** START MATERIAL FOR THIS TASK **
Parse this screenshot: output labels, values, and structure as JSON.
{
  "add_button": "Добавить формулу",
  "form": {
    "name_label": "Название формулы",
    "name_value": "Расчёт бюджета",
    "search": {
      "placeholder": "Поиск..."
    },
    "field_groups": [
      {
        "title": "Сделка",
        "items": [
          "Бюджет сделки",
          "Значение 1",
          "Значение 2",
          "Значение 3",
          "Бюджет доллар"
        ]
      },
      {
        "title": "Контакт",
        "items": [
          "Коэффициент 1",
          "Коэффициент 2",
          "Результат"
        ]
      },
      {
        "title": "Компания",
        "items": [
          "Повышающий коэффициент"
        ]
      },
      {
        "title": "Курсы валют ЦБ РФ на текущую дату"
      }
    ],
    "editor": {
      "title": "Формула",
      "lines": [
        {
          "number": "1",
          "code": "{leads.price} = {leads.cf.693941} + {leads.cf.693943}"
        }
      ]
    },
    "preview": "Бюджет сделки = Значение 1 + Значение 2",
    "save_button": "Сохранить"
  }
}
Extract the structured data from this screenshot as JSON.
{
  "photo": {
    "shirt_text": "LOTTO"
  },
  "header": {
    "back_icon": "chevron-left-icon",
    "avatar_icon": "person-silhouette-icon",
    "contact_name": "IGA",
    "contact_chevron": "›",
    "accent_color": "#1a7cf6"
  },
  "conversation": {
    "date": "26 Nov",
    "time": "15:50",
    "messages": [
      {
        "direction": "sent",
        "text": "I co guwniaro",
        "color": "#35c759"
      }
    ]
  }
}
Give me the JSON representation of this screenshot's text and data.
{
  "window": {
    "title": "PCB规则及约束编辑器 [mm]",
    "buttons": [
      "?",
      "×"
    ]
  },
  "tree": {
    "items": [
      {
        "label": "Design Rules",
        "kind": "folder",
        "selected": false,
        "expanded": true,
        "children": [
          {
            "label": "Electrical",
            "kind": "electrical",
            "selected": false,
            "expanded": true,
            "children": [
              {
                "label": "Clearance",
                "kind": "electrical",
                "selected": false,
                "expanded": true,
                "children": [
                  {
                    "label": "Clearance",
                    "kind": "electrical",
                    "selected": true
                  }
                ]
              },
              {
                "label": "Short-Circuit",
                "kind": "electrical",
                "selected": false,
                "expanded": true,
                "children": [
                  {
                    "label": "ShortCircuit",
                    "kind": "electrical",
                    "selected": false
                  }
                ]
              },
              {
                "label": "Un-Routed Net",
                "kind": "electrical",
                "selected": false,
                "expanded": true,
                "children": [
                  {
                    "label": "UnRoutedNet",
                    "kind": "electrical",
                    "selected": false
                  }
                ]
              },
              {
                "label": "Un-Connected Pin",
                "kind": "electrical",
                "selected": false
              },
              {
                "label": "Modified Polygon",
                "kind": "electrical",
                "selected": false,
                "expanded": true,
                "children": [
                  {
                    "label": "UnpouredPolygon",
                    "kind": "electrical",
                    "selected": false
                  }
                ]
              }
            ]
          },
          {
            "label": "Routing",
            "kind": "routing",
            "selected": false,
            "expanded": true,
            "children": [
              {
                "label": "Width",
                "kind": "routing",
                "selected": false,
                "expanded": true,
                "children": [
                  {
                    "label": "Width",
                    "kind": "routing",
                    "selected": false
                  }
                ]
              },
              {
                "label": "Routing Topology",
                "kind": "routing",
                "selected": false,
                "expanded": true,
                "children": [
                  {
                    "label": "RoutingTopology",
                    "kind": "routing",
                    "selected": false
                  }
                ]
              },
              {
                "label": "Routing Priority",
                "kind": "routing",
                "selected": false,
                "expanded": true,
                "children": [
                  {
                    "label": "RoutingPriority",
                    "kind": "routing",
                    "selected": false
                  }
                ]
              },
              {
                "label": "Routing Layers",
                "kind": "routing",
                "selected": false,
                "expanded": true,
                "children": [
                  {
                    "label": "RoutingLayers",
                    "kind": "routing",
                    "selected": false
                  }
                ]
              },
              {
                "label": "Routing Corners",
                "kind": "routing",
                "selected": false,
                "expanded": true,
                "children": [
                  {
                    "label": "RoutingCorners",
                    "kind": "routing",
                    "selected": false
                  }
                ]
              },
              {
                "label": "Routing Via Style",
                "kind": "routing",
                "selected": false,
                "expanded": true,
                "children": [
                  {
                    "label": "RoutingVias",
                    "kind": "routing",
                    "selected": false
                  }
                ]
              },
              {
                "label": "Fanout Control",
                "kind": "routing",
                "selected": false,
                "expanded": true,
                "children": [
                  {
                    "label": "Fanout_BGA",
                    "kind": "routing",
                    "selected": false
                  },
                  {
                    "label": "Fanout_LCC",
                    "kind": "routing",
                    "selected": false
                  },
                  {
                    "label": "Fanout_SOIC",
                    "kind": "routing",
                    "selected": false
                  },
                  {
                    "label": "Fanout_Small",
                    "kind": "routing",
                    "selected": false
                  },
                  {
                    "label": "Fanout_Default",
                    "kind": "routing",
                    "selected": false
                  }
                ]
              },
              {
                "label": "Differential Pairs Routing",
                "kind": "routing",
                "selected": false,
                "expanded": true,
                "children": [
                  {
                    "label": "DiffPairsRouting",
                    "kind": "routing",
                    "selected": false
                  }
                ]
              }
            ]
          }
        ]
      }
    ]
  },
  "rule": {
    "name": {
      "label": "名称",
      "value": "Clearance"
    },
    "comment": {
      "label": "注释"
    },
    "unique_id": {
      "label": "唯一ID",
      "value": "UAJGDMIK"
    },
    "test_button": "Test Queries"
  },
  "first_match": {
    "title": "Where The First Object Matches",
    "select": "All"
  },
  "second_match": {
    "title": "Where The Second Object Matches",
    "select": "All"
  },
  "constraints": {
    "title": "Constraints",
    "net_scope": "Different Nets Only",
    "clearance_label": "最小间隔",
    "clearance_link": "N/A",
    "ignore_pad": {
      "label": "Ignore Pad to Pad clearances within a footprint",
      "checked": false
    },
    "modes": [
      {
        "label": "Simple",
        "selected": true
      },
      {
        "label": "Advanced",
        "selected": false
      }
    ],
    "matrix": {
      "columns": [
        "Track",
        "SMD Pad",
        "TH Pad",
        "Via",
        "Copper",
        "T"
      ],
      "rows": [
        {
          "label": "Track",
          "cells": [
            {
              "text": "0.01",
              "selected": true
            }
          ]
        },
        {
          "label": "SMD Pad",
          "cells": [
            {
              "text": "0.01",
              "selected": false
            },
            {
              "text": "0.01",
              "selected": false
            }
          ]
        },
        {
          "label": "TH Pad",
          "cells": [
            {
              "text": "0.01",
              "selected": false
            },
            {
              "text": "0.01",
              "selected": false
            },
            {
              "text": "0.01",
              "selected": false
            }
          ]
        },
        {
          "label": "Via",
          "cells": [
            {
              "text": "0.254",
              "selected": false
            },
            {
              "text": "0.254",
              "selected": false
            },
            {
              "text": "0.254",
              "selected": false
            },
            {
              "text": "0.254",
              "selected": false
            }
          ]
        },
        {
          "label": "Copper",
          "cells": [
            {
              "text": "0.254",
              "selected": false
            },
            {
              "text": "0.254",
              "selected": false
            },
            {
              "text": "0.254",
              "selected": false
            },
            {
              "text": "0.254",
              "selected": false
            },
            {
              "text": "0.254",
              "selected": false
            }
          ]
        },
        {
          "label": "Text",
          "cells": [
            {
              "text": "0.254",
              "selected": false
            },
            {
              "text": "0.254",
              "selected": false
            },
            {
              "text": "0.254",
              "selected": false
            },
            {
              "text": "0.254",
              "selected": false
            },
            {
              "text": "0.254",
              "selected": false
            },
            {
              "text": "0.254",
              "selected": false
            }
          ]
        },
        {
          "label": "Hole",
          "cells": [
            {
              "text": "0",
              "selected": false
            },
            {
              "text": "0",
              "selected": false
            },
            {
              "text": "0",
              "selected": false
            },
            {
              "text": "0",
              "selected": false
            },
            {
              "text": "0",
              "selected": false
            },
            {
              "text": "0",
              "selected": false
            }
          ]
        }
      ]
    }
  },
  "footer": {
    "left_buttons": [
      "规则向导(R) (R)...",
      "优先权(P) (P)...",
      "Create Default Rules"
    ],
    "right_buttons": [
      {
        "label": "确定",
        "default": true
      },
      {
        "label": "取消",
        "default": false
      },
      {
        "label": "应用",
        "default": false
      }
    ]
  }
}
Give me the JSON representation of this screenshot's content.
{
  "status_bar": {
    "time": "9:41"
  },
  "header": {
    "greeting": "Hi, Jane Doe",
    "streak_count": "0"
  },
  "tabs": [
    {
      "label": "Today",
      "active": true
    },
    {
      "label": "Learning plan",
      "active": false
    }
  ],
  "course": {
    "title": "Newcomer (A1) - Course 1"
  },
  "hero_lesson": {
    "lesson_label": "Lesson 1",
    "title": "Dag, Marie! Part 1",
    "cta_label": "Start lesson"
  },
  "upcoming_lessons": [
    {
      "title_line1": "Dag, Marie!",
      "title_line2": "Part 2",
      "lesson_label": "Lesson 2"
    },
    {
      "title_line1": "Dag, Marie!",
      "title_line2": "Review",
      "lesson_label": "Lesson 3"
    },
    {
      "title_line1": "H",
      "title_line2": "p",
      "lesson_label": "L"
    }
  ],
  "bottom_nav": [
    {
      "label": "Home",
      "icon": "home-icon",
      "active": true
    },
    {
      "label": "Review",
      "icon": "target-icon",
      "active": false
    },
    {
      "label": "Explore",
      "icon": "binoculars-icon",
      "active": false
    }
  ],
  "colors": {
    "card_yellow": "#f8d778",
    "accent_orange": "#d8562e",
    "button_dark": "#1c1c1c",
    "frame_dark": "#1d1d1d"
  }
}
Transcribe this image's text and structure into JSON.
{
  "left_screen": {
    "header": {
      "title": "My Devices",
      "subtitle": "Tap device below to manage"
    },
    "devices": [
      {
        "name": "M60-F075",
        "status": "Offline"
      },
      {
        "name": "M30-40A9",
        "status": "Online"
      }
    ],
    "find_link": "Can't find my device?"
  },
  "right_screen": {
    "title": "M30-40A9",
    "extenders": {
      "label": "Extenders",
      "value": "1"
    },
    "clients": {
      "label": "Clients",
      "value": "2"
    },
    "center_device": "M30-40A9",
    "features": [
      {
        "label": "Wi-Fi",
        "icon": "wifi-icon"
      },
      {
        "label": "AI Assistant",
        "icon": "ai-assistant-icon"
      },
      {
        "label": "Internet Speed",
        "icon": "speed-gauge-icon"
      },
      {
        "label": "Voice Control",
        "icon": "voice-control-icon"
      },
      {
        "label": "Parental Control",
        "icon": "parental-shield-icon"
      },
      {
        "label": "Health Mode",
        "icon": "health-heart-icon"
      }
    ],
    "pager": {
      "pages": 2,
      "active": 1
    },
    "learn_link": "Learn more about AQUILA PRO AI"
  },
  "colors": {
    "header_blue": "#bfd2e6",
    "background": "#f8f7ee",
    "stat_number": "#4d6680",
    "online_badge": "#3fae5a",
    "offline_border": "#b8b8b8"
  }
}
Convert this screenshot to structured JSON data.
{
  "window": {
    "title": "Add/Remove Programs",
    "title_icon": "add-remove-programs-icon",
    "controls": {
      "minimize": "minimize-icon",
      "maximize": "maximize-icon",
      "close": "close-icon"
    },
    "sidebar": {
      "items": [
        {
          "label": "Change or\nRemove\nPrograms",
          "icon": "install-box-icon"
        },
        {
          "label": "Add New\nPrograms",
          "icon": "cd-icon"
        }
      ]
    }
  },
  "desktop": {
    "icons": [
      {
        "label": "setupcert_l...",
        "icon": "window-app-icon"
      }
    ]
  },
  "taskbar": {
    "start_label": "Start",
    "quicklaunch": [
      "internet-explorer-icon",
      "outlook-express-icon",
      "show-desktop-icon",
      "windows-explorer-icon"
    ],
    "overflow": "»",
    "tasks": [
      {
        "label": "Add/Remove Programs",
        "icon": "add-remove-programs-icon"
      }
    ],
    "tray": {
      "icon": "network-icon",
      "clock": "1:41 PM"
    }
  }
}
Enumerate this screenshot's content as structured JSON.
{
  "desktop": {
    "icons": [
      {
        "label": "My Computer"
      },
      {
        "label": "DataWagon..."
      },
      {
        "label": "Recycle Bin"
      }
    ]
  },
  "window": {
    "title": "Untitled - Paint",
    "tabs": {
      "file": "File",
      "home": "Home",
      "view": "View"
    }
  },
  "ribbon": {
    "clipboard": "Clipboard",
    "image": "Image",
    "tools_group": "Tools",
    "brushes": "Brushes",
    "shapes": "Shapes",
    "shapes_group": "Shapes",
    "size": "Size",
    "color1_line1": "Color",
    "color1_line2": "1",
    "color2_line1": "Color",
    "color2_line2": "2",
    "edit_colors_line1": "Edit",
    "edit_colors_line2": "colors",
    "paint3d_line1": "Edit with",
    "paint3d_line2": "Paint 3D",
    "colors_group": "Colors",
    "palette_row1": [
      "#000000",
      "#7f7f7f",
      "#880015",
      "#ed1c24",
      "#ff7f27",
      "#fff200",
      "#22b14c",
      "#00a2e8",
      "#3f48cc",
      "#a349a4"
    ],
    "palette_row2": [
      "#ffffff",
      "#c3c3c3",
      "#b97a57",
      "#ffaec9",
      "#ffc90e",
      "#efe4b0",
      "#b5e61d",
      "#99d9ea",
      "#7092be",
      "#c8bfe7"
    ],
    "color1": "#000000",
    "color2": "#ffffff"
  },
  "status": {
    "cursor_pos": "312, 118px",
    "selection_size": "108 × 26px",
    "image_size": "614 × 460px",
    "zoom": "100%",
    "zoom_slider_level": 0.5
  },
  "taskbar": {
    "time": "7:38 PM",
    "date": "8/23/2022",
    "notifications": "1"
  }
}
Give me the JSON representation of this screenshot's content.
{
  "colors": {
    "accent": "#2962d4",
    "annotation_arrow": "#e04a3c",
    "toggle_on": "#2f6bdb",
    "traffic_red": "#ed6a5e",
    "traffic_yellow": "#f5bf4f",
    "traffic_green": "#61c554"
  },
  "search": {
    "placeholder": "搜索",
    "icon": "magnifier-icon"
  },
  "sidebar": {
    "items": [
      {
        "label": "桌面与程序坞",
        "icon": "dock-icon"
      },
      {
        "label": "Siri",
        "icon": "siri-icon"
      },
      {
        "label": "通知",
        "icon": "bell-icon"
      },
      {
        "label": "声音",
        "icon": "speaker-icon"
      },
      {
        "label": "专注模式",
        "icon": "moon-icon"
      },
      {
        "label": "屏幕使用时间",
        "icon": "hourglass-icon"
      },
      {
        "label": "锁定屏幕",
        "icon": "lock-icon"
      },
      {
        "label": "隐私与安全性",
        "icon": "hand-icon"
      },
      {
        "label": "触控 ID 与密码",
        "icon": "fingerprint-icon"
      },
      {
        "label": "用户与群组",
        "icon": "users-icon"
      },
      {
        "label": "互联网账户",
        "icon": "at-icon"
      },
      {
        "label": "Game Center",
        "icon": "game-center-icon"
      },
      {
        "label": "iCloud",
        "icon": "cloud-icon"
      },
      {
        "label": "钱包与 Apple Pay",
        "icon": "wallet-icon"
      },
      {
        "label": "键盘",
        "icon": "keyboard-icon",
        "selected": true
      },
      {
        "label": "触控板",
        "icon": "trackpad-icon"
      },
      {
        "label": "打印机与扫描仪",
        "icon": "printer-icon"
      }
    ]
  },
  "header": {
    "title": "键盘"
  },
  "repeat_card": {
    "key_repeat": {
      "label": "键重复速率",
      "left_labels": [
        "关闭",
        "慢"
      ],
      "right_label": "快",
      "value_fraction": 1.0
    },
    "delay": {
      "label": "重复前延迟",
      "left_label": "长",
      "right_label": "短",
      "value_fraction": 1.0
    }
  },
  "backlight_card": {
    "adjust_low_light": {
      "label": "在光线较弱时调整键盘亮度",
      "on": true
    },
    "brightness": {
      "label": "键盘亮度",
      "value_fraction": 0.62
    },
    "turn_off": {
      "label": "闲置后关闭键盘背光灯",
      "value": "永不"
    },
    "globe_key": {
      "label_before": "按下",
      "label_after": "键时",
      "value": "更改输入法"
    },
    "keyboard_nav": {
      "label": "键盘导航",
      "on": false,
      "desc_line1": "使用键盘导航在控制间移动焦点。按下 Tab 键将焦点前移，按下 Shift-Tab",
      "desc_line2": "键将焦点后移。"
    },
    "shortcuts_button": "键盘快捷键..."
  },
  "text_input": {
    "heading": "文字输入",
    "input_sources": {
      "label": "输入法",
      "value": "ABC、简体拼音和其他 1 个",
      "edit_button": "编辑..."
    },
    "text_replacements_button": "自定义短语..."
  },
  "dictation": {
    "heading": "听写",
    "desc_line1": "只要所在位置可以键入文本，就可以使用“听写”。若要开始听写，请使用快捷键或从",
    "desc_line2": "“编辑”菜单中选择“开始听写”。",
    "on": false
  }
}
** END MATERIAL FOR THIS TASK **
STATED PROBLEM
Show the lines of the material that contain the word "structured".

PROBLEM SOLUTION
Extract the structured data from this screenshot as JSON.
Convert this screenshot to structured JSON data.
Enumerate this screenshot's content as structured JSON.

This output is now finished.